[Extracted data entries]
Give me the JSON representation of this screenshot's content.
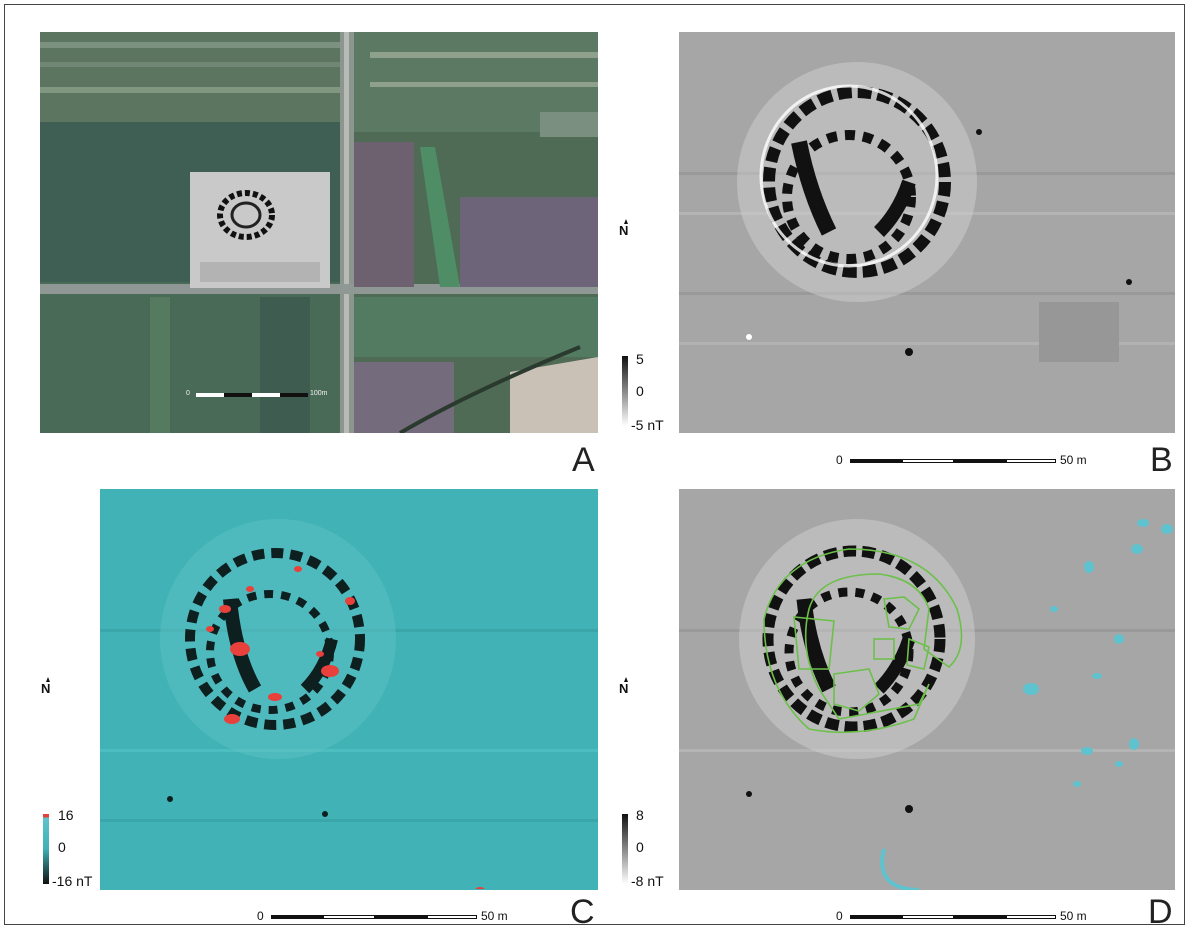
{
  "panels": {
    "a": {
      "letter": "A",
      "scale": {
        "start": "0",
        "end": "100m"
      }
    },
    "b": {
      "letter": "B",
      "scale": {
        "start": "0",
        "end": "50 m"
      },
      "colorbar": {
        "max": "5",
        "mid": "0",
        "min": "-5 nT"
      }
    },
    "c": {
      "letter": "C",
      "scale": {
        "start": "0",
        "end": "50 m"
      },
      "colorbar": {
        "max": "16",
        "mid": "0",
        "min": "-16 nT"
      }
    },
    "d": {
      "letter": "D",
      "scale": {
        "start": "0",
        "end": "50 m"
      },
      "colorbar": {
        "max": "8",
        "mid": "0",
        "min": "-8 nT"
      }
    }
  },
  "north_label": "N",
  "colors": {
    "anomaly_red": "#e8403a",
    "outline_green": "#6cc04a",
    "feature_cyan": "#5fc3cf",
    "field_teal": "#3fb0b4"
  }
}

---

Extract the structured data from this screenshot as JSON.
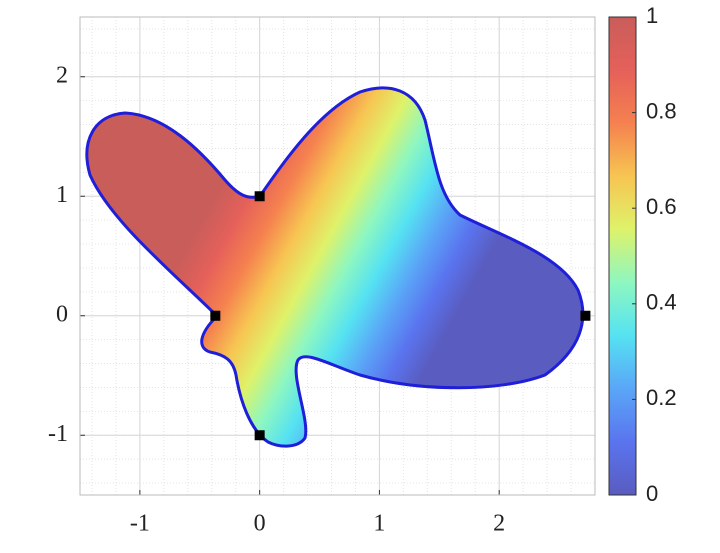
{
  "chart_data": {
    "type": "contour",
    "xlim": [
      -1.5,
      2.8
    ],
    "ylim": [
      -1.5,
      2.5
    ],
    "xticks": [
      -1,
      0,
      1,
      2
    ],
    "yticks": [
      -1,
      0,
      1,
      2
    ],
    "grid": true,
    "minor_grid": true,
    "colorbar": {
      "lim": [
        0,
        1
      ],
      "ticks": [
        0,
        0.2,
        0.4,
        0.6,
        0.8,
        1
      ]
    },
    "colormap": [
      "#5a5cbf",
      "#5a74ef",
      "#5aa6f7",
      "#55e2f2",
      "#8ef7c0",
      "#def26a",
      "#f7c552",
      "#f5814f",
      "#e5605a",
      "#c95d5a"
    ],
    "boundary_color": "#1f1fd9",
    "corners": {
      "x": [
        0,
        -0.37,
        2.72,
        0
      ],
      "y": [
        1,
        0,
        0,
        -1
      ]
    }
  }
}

■ **INSTRUCTION**
Pull every line containing the word "screenshot" out of the material.

■ **ANSWER TO THE EXERCISE**
Give me the JSON representation of this screenshot's content.
Extract the structured data from this screenshot as JSON.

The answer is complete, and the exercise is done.